§ **What is being asked**: Every record that follows must be duplicated exactly, with images left out.

§ **The input**:
= = = =
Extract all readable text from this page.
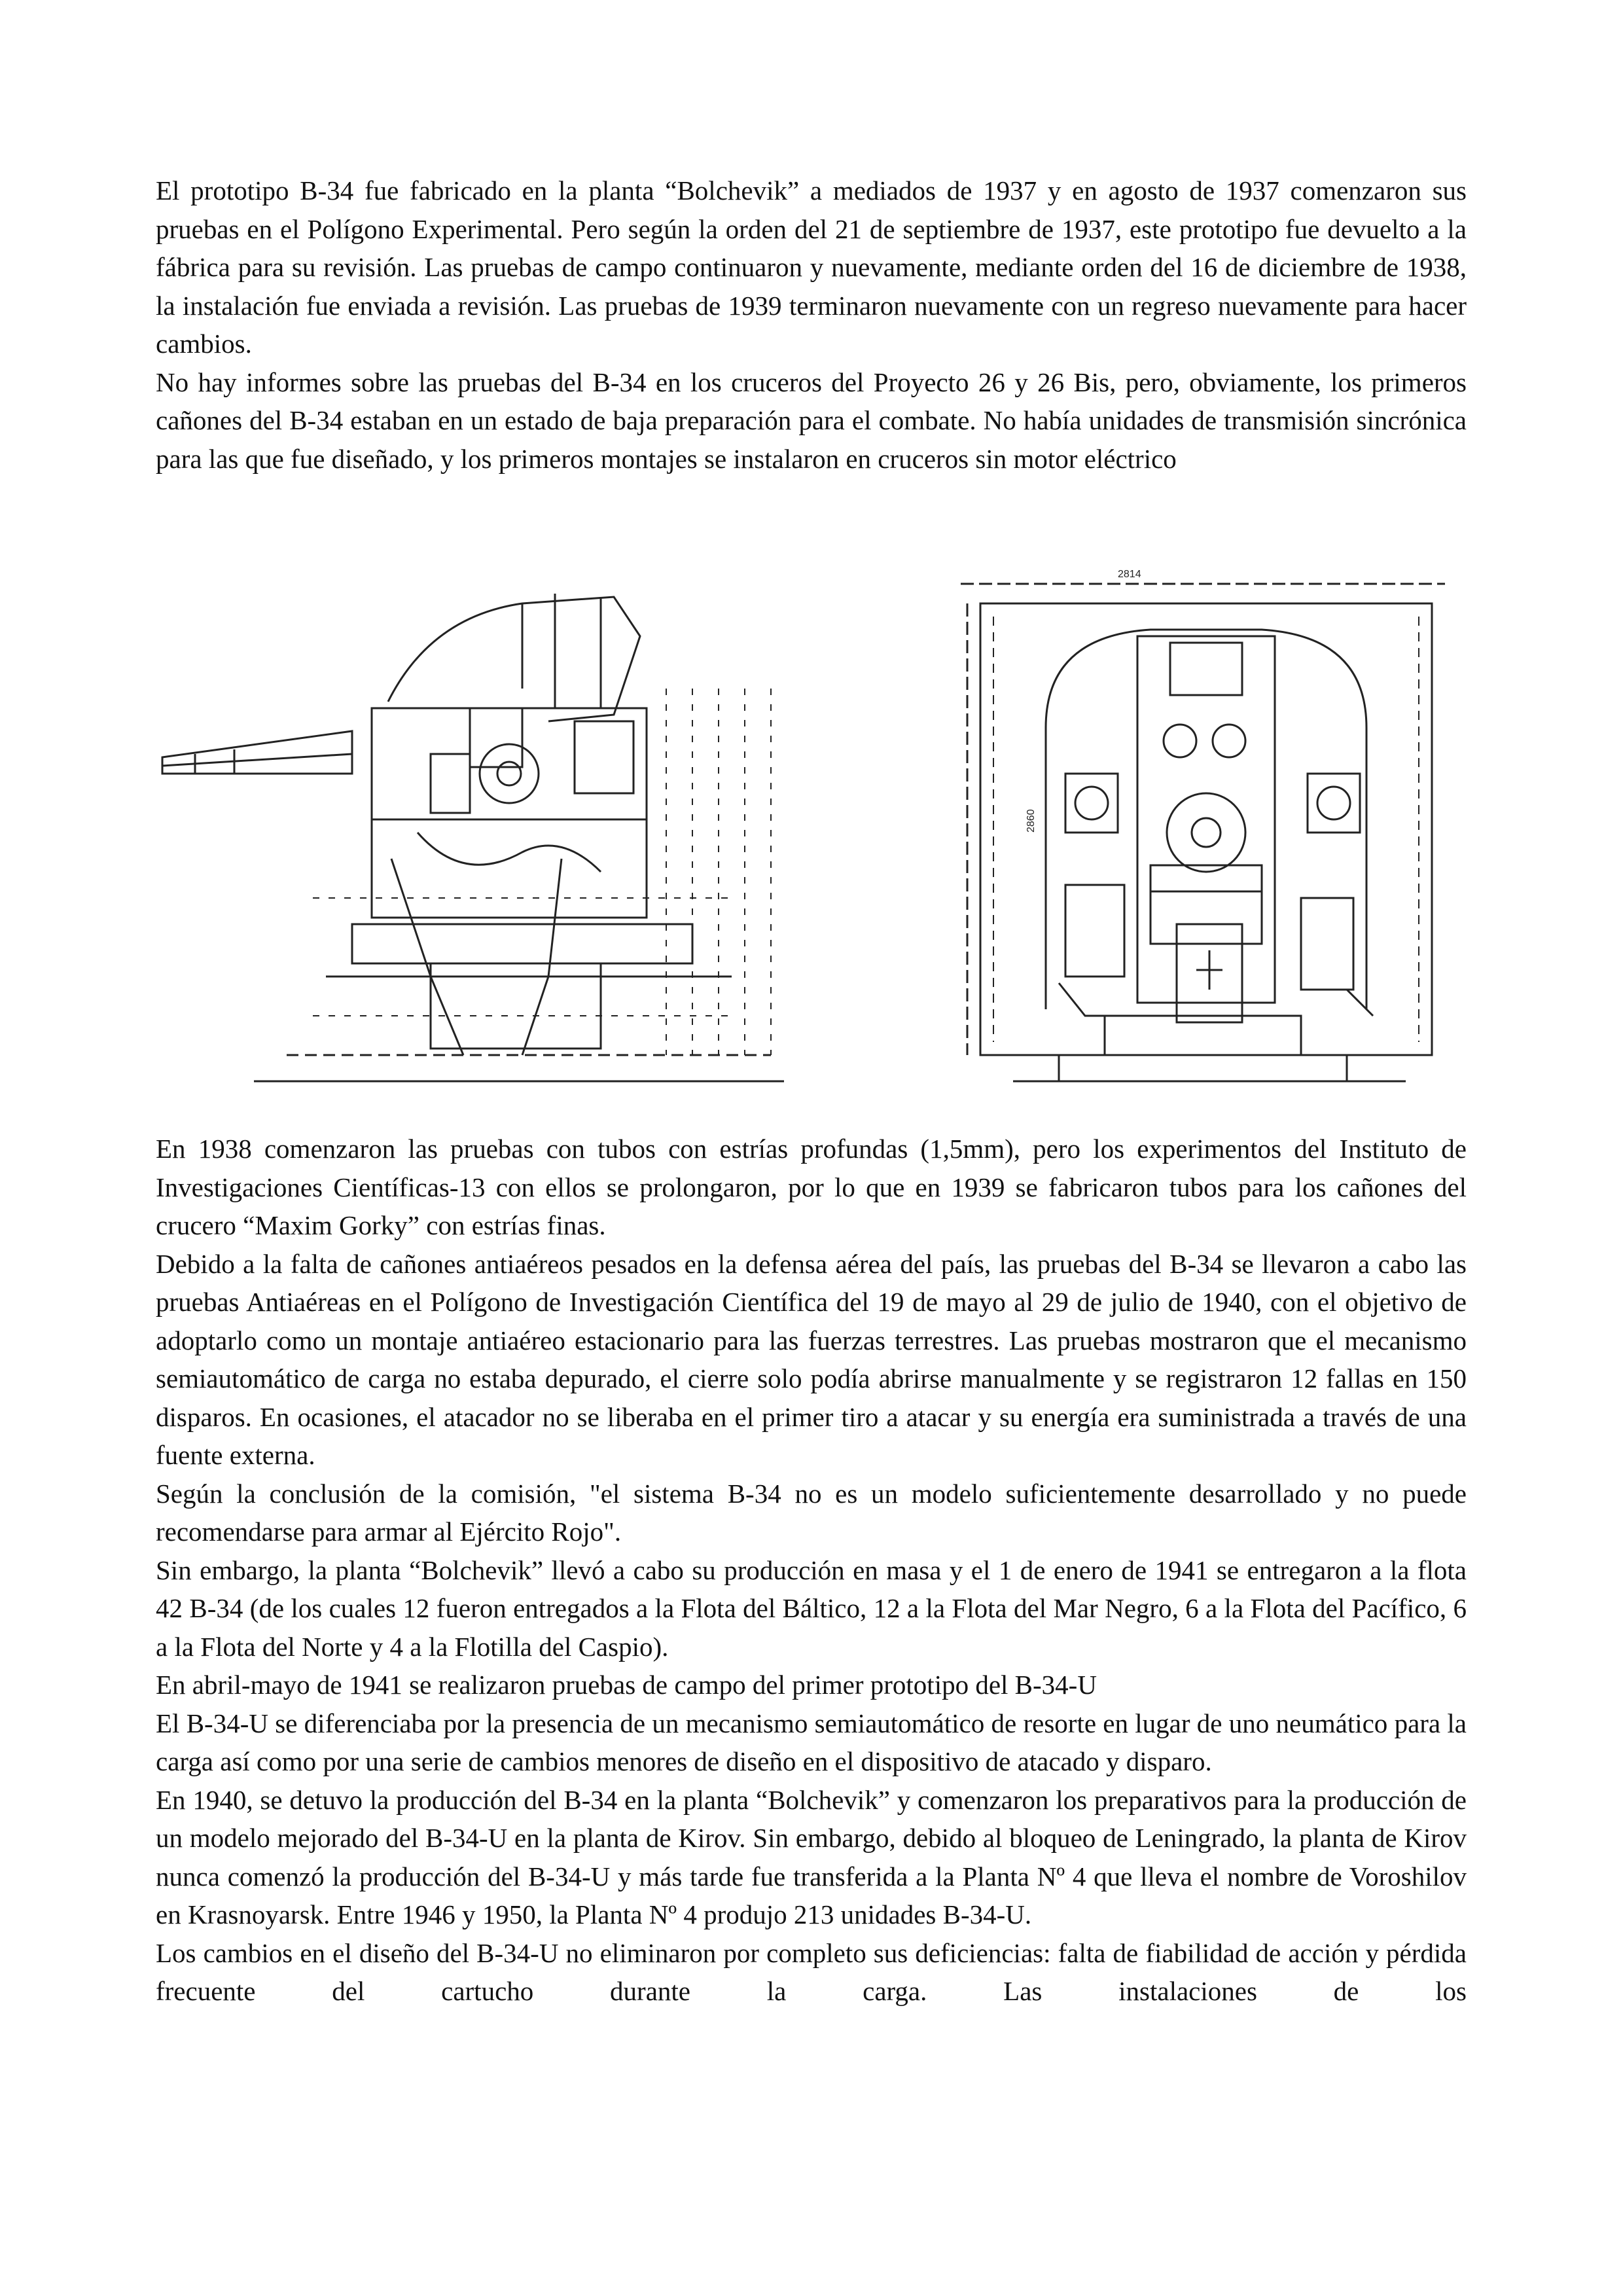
El prototipo B-34 fue fabricado en la planta “Bolchevik” a mediados de 1937 y en agosto de 1937 comenzaron sus pruebas en el Polígono Experimental. Pero según la orden del 21 de septiembre de 1937, este prototipo fue devuelto a la fábrica para su revisión. Las pruebas de campo continuaron y nuevamente, mediante orden del 16 de diciembre de 1938, la instalación fue enviada a revisión. Las pruebas de 1939 terminaron nuevamente con un regreso nuevamente para hacer cambios.

No hay informes sobre las pruebas del B-34 en los cruceros del Proyecto 26 y 26 Bis, pero, obviamente, los primeros cañones del B-34 estaban en un estado de baja preparación para el combate. No había unidades de transmisión sincrónica para las que fue diseñado, y los primeros montajes se instalaron en cruceros sin motor eléctrico

2814
2860

En 1938 comenzaron las pruebas con tubos con estrías profundas (1,5mm), pero los experimentos del Instituto de Investigaciones Científicas-13 con ellos se prolongaron, por lo que en 1939 se fabricaron tubos para los cañones del crucero “Maxim Gorky” con estrías finas.

Debido a la falta de cañones antiaéreos pesados en la defensa aérea del país, las pruebas del B-34 se llevaron a cabo las pruebas Antiaéreas en el Polígono de Investigación Científica del 19 de mayo al 29 de julio de 1940, con el objetivo de adoptarlo como un montaje antiaéreo estacionario para las fuerzas terrestres. Las pruebas mostraron que el mecanismo semiautomático de carga no estaba depurado, el cierre solo podía abrirse manualmente y se registraron 12 fallas en 150 disparos. En ocasiones, el atacador no se liberaba en el primer tiro a atacar y su energía era suministrada a través de una fuente externa.

Según la conclusión de la comisión, "el sistema B-34 no es un modelo suficientemente desarrollado y no puede recomendarse para armar al Ejército Rojo".

Sin embargo, la planta “Bolchevik” llevó a cabo su producción en masa y el 1 de enero de 1941 se entregaron a la flota 42 B-34 (de los cuales 12 fueron entregados a la Flota del Báltico, 12 a la Flota del Mar Negro, 6 a la Flota del Pacífico, 6 a la Flota del Norte y 4 a la Flotilla del Caspio).

En abril-mayo de 1941 se realizaron pruebas de campo del primer prototipo del B-34-U

El B-34-U se diferenciaba por la presencia de un mecanismo semiautomático de resorte en lugar de uno neumático para la carga así como por una serie de cambios menores de diseño en el dispositivo de atacado y disparo.

En 1940, se detuvo la producción del B-34 en la planta “Bolchevik” y comenzaron los preparativos para la producción de un modelo mejorado del B-34-U en la planta de Kirov. Sin embargo, debido al bloqueo de Leningrado, la planta de Kirov nunca comenzó la producción del B-34-U y más tarde fue transferida a la Planta Nº 4 que lleva el nombre de Voroshilov en Krasnoyarsk. Entre 1946 y 1950, la Planta Nº 4 produjo 213 unidades B-34-U.

Los cambios en el diseño del B-34-U no eliminaron por completo sus deficiencias: falta de fiabilidad de acción y pérdida frecuente del cartucho durante la carga. Las instalaciones de los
= = = =
§ **Exercise output**:
Extract all readable text from this page.
El prototipo B-34 fue fabricado en la planta “Bolchevik” a mediados de 1937 y en agosto de 1937 comenzaron sus pruebas en el Polígono Experimental. Pero según la orden del 21 de septiembre de 1937, este prototipo fue devuelto a la fábrica para su revisión. Las pruebas de campo continuaron y nuevamente, mediante orden del 16 de diciembre de 1938, la instalación fue enviada a revisión. Las pruebas de 1939 terminaron nuevamente con un regreso nuevamente para hacer cambios.

No hay informes sobre las pruebas del B-34 en los cruceros del Proyecto 26 y 26 Bis, pero, obviamente, los primeros cañones del B-34 estaban en un estado de baja preparación para el combate. No había unidades de transmisión sincrónica para las que fue diseñado, y los primeros montajes se instalaron en cruceros sin motor eléctrico

2814
2860

En 1938 comenzaron las pruebas con tubos con estrías profundas (1,5mm), pero los experimentos del Instituto de Investigaciones Científicas-13 con ellos se prolongaron, por lo que en 1939 se fabricaron tubos para los cañones del crucero “Maxim Gorky” con estrías finas.

Debido a la falta de cañones antiaéreos pesados en la defensa aérea del país, las pruebas del B-34 se llevaron a cabo las pruebas Antiaéreas en el Polígono de Investigación Científica del 19 de mayo al 29 de julio de 1940, con el objetivo de adoptarlo como un montaje antiaéreo estacionario para las fuerzas terrestres. Las pruebas mostraron que el mecanismo semiautomático de carga no estaba depurado, el cierre solo podía abrirse manualmente y se registraron 12 fallas en 150 disparos. En ocasiones, el atacador no se liberaba en el primer tiro a atacar y su energía era suministrada a través de una fuente externa.

Según la conclusión de la comisión, "el sistema B-34 no es un modelo suficientemente desarrollado y no puede recomendarse para armar al Ejército Rojo".

Sin embargo, la planta “Bolchevik” llevó a cabo su producción en masa y el 1 de enero de 1941 se entregaron a la flota 42 B-34 (de los cuales 12 fueron entregados a la Flota del Báltico, 12 a la Flota del Mar Negro, 6 a la Flota del Pacífico, 6 a la Flota del Norte y 4 a la Flotilla del Caspio).

En abril-mayo de 1941 se realizaron pruebas de campo del primer prototipo del B-34-U

El B-34-U se diferenciaba por la presencia de un mecanismo semiautomático de resorte en lugar de uno neumático para la carga así como por una serie de cambios menores de diseño en el dispositivo de atacado y disparo.

En 1940, se detuvo la producción del B-34 en la planta “Bolchevik” y comenzaron los preparativos para la producción de un modelo mejorado del B-34-U en la planta de Kirov. Sin embargo, debido al bloqueo de Leningrado, la planta de Kirov nunca comenzó la producción del B-34-U y más tarde fue transferida a la Planta Nº 4 que lleva el nombre de Voroshilov en Krasnoyarsk. Entre 1946 y 1950, la Planta Nº 4 produjo 213 unidades B-34-U.

Los cambios en el diseño del B-34-U no eliminaron por completo sus deficiencias: falta de fiabilidad de acción y pérdida frecuente del cartucho durante la carga. Las instalaciones de los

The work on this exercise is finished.